REQUIREMENT:
Print the complete set of entries exactly.

TASK DATA:
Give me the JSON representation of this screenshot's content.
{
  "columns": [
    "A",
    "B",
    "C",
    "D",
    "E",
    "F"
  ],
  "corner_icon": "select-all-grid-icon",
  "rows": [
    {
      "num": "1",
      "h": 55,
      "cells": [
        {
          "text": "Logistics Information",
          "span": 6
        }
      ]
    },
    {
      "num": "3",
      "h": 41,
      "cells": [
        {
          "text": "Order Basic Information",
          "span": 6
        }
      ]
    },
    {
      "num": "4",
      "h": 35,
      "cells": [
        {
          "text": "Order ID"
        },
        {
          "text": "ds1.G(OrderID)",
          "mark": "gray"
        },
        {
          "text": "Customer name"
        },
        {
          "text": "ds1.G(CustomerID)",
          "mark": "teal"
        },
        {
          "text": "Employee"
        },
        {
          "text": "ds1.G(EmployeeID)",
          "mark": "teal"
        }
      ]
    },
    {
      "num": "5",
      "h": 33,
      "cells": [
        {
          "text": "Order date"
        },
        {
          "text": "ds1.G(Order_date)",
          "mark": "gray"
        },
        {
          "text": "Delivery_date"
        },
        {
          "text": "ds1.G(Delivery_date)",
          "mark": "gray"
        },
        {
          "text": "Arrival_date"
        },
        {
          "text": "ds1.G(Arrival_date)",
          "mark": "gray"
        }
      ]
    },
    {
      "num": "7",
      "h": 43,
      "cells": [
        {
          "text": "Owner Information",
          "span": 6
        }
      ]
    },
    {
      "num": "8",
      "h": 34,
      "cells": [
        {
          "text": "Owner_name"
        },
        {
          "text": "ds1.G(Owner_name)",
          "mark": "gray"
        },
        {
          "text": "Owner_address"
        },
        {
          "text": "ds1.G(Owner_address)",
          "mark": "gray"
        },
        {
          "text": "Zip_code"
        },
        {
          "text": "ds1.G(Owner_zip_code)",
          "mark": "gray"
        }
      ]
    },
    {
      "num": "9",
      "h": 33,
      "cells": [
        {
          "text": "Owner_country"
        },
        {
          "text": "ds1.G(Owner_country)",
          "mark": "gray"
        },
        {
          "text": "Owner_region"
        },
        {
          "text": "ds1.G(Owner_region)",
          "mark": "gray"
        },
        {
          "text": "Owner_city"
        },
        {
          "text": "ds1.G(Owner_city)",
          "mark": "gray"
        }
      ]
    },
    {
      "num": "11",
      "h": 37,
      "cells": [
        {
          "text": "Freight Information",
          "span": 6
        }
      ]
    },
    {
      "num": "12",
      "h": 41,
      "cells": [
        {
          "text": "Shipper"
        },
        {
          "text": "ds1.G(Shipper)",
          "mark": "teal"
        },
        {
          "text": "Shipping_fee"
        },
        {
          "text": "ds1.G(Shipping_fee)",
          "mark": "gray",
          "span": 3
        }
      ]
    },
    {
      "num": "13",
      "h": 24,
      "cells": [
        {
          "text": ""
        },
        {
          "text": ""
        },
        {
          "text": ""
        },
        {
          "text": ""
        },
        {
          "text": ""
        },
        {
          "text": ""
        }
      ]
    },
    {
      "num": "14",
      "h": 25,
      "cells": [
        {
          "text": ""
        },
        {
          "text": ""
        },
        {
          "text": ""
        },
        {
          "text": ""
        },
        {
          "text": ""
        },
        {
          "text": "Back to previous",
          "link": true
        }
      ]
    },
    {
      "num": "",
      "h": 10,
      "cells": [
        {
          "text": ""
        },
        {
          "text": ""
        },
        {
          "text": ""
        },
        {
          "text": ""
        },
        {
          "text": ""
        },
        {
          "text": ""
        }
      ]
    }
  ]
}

COMPLETE RESPONSE:
Give me the JSON representation of this screenshot's content.
{
  "columns": [
    "A",
    "B",
    "C",
    "D",
    "E",
    "F"
  ],
  "corner_icon": "select-all-grid-icon",
  "rows": [
    {
      "num": "1",
      "h": 55,
      "cells": [
        {
          "text": "Logistics Information",
          "span": 6
        }
      ]
    },
    {
      "num": "3",
      "h": 41,
      "cells": [
        {
          "text": "Order Basic Information",
          "span": 6
        }
      ]
    },
    {
      "num": "4",
      "h": 35,
      "cells": [
        {
          "text": "Order ID"
        },
        {
          "text": "ds1.G(OrderID)",
          "mark": "gray"
        },
        {
          "text": "Customer name"
        },
        {
          "text": "ds1.G(CustomerID)",
          "mark": "teal"
        },
        {
          "text": "Employee"
        },
        {
          "text": "ds1.G(EmployeeID)",
          "mark": "teal"
        }
      ]
    },
    {
      "num": "5",
      "h": 33,
      "cells": [
        {
          "text": "Order date"
        },
        {
          "text": "ds1.G(Order_date)",
          "mark": "gray"
        },
        {
          "text": "Delivery_date"
        },
        {
          "text": "ds1.G(Delivery_date)",
          "mark": "gray"
        },
        {
          "text": "Arrival_date"
        },
        {
          "text": "ds1.G(Arrival_date)",
          "mark": "gray"
        }
      ]
    },
    {
      "num": "7",
      "h": 43,
      "cells": [
        {
          "text": "Owner Information",
          "span": 6
        }
      ]
    },
    {
      "num": "8",
      "h": 34,
      "cells": [
        {
          "text": "Owner_name"
        },
        {
          "text": "ds1.G(Owner_name)",
          "mark": "gray"
        },
        {
          "text": "Owner_address"
        },
        {
          "text": "ds1.G(Owner_address)",
          "mark": "gray"
        },
        {
          "text": "Zip_code"
        },
        {
          "text": "ds1.G(Owner_zip_code)",
          "mark": "gray"
        }
      ]
    },
    {
      "num": "9",
      "h": 33,
      "cells": [
        {
          "text": "Owner_country"
        },
        {
          "text": "ds1.G(Owner_country)",
          "mark": "gray"
        },
        {
          "text": "Owner_region"
        },
        {
          "text": "ds1.G(Owner_region)",
          "mark": "gray"
        },
        {
          "text": "Owner_city"
        },
        {
          "text": "ds1.G(Owner_city)",
          "mark": "gray"
        }
      ]
    },
    {
      "num": "11",
      "h": 37,
      "cells": [
        {
          "text": "Freight Information",
          "span": 6
        }
      ]
    },
    {
      "num": "12",
      "h": 41,
      "cells": [
        {
          "text": "Shipper"
        },
        {
          "text": "ds1.G(Shipper)",
          "mark": "teal"
        },
        {
          "text": "Shipping_fee"
        },
        {
          "text": "ds1.G(Shipping_fee)",
          "mark": "gray",
          "span": 3
        }
      ]
    },
    {
      "num": "13",
      "h": 24,
      "cells": [
        {
          "text": ""
        },
        {
          "text": ""
        },
        {
          "text": ""
        },
        {
          "text": ""
        },
        {
          "text": ""
        },
        {
          "text": ""
        }
      ]
    },
    {
      "num": "14",
      "h": 25,
      "cells": [
        {
          "text": ""
        },
        {
          "text": ""
        },
        {
          "text": ""
        },
        {
          "text": ""
        },
        {
          "text": ""
        },
        {
          "text": "Back to previous",
          "link": true
        }
      ]
    },
    {
      "num": "",
      "h": 10,
      "cells": [
        {
          "text": ""
        },
        {
          "text": ""
        },
        {
          "text": ""
        },
        {
          "text": ""
        },
        {
          "text": ""
        },
        {
          "text": ""
        }
      ]
    }
  ]
}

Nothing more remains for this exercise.